YOUR GOAL
Your task is to copy every line of this material exactly.
** START OF DATASET ENTRIES **
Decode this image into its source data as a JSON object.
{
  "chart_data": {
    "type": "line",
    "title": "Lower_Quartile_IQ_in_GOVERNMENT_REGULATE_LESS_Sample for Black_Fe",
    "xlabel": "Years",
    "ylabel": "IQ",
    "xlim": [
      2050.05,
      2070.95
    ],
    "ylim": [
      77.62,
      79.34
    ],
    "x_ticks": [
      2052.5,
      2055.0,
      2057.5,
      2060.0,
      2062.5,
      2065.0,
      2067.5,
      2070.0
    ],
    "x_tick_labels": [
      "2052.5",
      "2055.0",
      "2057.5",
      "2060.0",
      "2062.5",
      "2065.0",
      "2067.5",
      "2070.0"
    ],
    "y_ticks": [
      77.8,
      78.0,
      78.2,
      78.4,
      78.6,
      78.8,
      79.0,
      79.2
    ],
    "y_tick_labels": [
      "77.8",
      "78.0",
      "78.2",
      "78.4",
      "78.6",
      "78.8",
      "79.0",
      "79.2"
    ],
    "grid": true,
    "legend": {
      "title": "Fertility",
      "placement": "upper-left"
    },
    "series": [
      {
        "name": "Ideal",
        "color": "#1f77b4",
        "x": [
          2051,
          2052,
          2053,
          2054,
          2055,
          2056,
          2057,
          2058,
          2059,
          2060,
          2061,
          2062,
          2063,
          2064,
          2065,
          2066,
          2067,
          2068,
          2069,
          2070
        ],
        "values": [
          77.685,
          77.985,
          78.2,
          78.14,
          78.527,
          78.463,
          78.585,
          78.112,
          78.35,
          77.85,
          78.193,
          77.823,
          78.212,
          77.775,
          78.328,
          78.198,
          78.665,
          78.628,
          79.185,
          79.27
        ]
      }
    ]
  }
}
** END OF DATASET ENTRIES **
EXERCISE SOLUTION
Decode this image into its source data as a JSON object.
{
  "chart_data": {
    "type": "line",
    "title": "Lower_Quartile_IQ_in_GOVERNMENT_REGULATE_LESS_Sample for Black_Fe",
    "xlabel": "Years",
    "ylabel": "IQ",
    "xlim": [
      2050.05,
      2070.95
    ],
    "ylim": [
      77.62,
      79.34
    ],
    "x_ticks": [
      2052.5,
      2055.0,
      2057.5,
      2060.0,
      2062.5,
      2065.0,
      2067.5,
      2070.0
    ],
    "x_tick_labels": [
      "2052.5",
      "2055.0",
      "2057.5",
      "2060.0",
      "2062.5",
      "2065.0",
      "2067.5",
      "2070.0"
    ],
    "y_ticks": [
      77.8,
      78.0,
      78.2,
      78.4,
      78.6,
      78.8,
      79.0,
      79.2
    ],
    "y_tick_labels": [
      "77.8",
      "78.0",
      "78.2",
      "78.4",
      "78.6",
      "78.8",
      "79.0",
      "79.2"
    ],
    "grid": true,
    "legend": {
      "title": "Fertility",
      "placement": "upper-left"
    },
    "series": [
      {
        "name": "Ideal",
        "color": "#1f77b4",
        "x": [
          2051,
          2052,
          2053,
          2054,
          2055,
          2056,
          2057,
          2058,
          2059,
          2060,
          2061,
          2062,
          2063,
          2064,
          2065,
          2066,
          2067,
          2068,
          2069,
          2070
        ],
        "values": [
          77.685,
          77.985,
          78.2,
          78.14,
          78.527,
          78.463,
          78.585,
          78.112,
          78.35,
          77.85,
          78.193,
          77.823,
          78.212,
          77.775,
          78.328,
          78.198,
          78.665,
          78.628,
          79.185,
          79.27
        ]
      }
    ]
  }
}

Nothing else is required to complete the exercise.